> **Task requirements**
Reproduce all records exactly.

> **Dataset extract**
________________________

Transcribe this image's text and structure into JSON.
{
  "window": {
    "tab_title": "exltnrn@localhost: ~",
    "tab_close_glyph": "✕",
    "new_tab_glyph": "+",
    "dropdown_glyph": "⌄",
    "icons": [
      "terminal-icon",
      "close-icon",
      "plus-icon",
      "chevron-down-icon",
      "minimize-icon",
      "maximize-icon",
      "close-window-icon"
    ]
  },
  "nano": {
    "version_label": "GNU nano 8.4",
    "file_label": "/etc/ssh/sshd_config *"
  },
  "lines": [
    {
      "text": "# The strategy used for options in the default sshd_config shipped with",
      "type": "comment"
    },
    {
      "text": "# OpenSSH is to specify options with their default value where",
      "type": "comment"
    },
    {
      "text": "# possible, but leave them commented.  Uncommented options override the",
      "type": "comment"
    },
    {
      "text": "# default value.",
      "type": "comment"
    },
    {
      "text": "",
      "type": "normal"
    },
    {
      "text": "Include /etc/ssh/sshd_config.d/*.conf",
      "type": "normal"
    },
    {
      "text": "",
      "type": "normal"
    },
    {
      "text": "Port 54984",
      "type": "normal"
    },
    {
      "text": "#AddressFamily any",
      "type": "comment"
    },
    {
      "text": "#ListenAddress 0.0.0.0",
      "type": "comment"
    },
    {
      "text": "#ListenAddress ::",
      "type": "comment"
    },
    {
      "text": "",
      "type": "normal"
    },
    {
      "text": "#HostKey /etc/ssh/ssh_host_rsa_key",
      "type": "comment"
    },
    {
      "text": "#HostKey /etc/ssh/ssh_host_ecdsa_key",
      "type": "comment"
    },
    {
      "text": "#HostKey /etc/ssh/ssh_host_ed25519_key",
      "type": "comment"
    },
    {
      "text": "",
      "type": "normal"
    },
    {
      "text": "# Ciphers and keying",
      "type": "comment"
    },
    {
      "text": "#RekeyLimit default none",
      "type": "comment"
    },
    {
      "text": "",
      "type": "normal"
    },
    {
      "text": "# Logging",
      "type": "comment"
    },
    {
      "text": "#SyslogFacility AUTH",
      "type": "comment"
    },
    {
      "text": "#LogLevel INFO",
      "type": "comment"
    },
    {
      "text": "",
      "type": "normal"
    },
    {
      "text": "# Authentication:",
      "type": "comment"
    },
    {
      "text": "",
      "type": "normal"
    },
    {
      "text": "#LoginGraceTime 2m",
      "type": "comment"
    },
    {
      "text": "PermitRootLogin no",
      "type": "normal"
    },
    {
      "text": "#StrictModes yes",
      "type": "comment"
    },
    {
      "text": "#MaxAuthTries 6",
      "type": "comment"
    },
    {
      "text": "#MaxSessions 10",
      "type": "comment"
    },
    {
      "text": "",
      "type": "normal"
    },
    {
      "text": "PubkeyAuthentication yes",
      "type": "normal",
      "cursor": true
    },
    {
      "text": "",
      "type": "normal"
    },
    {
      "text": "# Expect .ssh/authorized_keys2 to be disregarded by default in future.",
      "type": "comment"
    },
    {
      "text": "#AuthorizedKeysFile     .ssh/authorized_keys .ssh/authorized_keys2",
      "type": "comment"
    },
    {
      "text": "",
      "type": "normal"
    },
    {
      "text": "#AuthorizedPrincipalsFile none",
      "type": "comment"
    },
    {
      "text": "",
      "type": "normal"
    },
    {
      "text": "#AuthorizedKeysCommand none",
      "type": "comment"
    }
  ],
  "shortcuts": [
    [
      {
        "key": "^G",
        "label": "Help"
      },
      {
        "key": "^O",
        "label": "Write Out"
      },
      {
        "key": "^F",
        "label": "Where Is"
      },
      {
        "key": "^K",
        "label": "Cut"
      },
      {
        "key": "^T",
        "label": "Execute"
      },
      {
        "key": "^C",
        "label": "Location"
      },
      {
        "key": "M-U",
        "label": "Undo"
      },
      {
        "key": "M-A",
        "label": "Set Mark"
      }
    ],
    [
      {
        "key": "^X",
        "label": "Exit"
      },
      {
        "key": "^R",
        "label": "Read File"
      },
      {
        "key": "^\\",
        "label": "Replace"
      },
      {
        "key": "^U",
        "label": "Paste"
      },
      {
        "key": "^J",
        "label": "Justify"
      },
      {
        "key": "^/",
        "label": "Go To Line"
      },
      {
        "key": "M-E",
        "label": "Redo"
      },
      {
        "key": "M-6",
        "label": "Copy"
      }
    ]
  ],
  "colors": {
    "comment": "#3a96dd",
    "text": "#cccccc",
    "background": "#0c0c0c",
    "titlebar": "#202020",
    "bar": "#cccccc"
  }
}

________________________

> **Solution**
Transcribe this image's text and structure into JSON.
{
  "window": {
    "tab_title": "exltnrn@localhost: ~",
    "tab_close_glyph": "✕",
    "new_tab_glyph": "+",
    "dropdown_glyph": "⌄",
    "icons": [
      "terminal-icon",
      "close-icon",
      "plus-icon",
      "chevron-down-icon",
      "minimize-icon",
      "maximize-icon",
      "close-window-icon"
    ]
  },
  "nano": {
    "version_label": "GNU nano 8.4",
    "file_label": "/etc/ssh/sshd_config *"
  },
  "lines": [
    {
      "text": "# The strategy used for options in the default sshd_config shipped with",
      "type": "comment"
    },
    {
      "text": "# OpenSSH is to specify options with their default value where",
      "type": "comment"
    },
    {
      "text": "# possible, but leave them commented.  Uncommented options override the",
      "type": "comment"
    },
    {
      "text": "# default value.",
      "type": "comment"
    },
    {
      "text": "",
      "type": "normal"
    },
    {
      "text": "Include /etc/ssh/sshd_config.d/*.conf",
      "type": "normal"
    },
    {
      "text": "",
      "type": "normal"
    },
    {
      "text": "Port 54984",
      "type": "normal"
    },
    {
      "text": "#AddressFamily any",
      "type": "comment"
    },
    {
      "text": "#ListenAddress 0.0.0.0",
      "type": "comment"
    },
    {
      "text": "#ListenAddress ::",
      "type": "comment"
    },
    {
      "text": "",
      "type": "normal"
    },
    {
      "text": "#HostKey /etc/ssh/ssh_host_rsa_key",
      "type": "comment"
    },
    {
      "text": "#HostKey /etc/ssh/ssh_host_ecdsa_key",
      "type": "comment"
    },
    {
      "text": "#HostKey /etc/ssh/ssh_host_ed25519_key",
      "type": "comment"
    },
    {
      "text": "",
      "type": "normal"
    },
    {
      "text": "# Ciphers and keying",
      "type": "comment"
    },
    {
      "text": "#RekeyLimit default none",
      "type": "comment"
    },
    {
      "text": "",
      "type": "normal"
    },
    {
      "text": "# Logging",
      "type": "comment"
    },
    {
      "text": "#SyslogFacility AUTH",
      "type": "comment"
    },
    {
      "text": "#LogLevel INFO",
      "type": "comment"
    },
    {
      "text": "",
      "type": "normal"
    },
    {
      "text": "# Authentication:",
      "type": "comment"
    },
    {
      "text": "",
      "type": "normal"
    },
    {
      "text": "#LoginGraceTime 2m",
      "type": "comment"
    },
    {
      "text": "PermitRootLogin no",
      "type": "normal"
    },
    {
      "text": "#StrictModes yes",
      "type": "comment"
    },
    {
      "text": "#MaxAuthTries 6",
      "type": "comment"
    },
    {
      "text": "#MaxSessions 10",
      "type": "comment"
    },
    {
      "text": "",
      "type": "normal"
    },
    {
      "text": "PubkeyAuthentication yes",
      "type": "normal",
      "cursor": true
    },
    {
      "text": "",
      "type": "normal"
    },
    {
      "text": "# Expect .ssh/authorized_keys2 to be disregarded by default in future.",
      "type": "comment"
    },
    {
      "text": "#AuthorizedKeysFile     .ssh/authorized_keys .ssh/authorized_keys2",
      "type": "comment"
    },
    {
      "text": "",
      "type": "normal"
    },
    {
      "text": "#AuthorizedPrincipalsFile none",
      "type": "comment"
    },
    {
      "text": "",
      "type": "normal"
    },
    {
      "text": "#AuthorizedKeysCommand none",
      "type": "comment"
    }
  ],
  "shortcuts": [
    [
      {
        "key": "^G",
        "label": "Help"
      },
      {
        "key": "^O",
        "label": "Write Out"
      },
      {
        "key": "^F",
        "label": "Where Is"
      },
      {
        "key": "^K",
        "label": "Cut"
      },
      {
        "key": "^T",
        "label": "Execute"
      },
      {
        "key": "^C",
        "label": "Location"
      },
      {
        "key": "M-U",
        "label": "Undo"
      },
      {
        "key": "M-A",
        "label": "Set Mark"
      }
    ],
    [
      {
        "key": "^X",
        "label": "Exit"
      },
      {
        "key": "^R",
        "label": "Read File"
      },
      {
        "key": "^\\",
        "label": "Replace"
      },
      {
        "key": "^U",
        "label": "Paste"
      },
      {
        "key": "^J",
        "label": "Justify"
      },
      {
        "key": "^/",
        "label": "Go To Line"
      },
      {
        "key": "M-E",
        "label": "Redo"
      },
      {
        "key": "M-6",
        "label": "Copy"
      }
    ]
  ],
  "colors": {
    "comment": "#3a96dd",
    "text": "#cccccc",
    "background": "#0c0c0c",
    "titlebar": "#202020",
    "bar": "#cccccc"
  }
}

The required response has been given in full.